Work required>
Render every entry exactly as it appears.
--- Start Task data ---
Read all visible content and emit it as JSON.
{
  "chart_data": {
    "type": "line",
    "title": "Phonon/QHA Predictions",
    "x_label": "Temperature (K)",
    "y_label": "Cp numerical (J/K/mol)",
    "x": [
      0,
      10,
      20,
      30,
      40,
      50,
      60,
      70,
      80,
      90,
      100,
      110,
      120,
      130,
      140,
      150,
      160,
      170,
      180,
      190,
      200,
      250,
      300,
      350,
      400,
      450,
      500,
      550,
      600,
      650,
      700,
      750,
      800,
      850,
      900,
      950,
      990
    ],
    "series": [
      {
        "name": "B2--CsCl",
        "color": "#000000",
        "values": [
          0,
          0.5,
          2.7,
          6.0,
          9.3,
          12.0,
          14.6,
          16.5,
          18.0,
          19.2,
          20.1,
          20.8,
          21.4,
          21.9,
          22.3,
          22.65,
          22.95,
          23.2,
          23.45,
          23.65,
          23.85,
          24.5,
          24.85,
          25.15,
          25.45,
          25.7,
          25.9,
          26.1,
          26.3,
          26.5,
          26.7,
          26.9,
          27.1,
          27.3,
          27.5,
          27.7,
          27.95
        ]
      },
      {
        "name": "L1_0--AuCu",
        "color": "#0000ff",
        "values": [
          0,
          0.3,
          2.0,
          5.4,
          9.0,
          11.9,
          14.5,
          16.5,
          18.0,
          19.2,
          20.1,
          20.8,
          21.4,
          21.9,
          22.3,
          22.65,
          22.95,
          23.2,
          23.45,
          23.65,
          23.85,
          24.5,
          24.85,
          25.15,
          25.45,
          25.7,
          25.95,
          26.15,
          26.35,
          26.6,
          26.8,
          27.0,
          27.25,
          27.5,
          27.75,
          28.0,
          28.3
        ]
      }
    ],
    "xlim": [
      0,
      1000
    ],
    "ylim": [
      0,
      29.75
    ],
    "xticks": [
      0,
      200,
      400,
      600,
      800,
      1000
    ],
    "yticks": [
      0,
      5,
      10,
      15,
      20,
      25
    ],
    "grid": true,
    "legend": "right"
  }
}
--- End Task data ---
Final answer>
Read all visible content and emit it as JSON.
{
  "chart_data": {
    "type": "line",
    "title": "Phonon/QHA Predictions",
    "x_label": "Temperature (K)",
    "y_label": "Cp numerical (J/K/mol)",
    "x": [
      0,
      10,
      20,
      30,
      40,
      50,
      60,
      70,
      80,
      90,
      100,
      110,
      120,
      130,
      140,
      150,
      160,
      170,
      180,
      190,
      200,
      250,
      300,
      350,
      400,
      450,
      500,
      550,
      600,
      650,
      700,
      750,
      800,
      850,
      900,
      950,
      990
    ],
    "series": [
      {
        "name": "B2--CsCl",
        "color": "#000000",
        "values": [
          0,
          0.5,
          2.7,
          6.0,
          9.3,
          12.0,
          14.6,
          16.5,
          18.0,
          19.2,
          20.1,
          20.8,
          21.4,
          21.9,
          22.3,
          22.65,
          22.95,
          23.2,
          23.45,
          23.65,
          23.85,
          24.5,
          24.85,
          25.15,
          25.45,
          25.7,
          25.9,
          26.1,
          26.3,
          26.5,
          26.7,
          26.9,
          27.1,
          27.3,
          27.5,
          27.7,
          27.95
        ]
      },
      {
        "name": "L1_0--AuCu",
        "color": "#0000ff",
        "values": [
          0,
          0.3,
          2.0,
          5.4,
          9.0,
          11.9,
          14.5,
          16.5,
          18.0,
          19.2,
          20.1,
          20.8,
          21.4,
          21.9,
          22.3,
          22.65,
          22.95,
          23.2,
          23.45,
          23.65,
          23.85,
          24.5,
          24.85,
          25.15,
          25.45,
          25.7,
          25.95,
          26.15,
          26.35,
          26.6,
          26.8,
          27.0,
          27.25,
          27.5,
          27.75,
          28.0,
          28.3
        ]
      }
    ],
    "xlim": [
      0,
      1000
    ],
    "ylim": [
      0,
      29.75
    ],
    "xticks": [
      0,
      200,
      400,
      600,
      800,
      1000
    ],
    "yticks": [
      0,
      5,
      10,
      15,
      20,
      25
    ],
    "grid": true,
    "legend": "right"
  }
}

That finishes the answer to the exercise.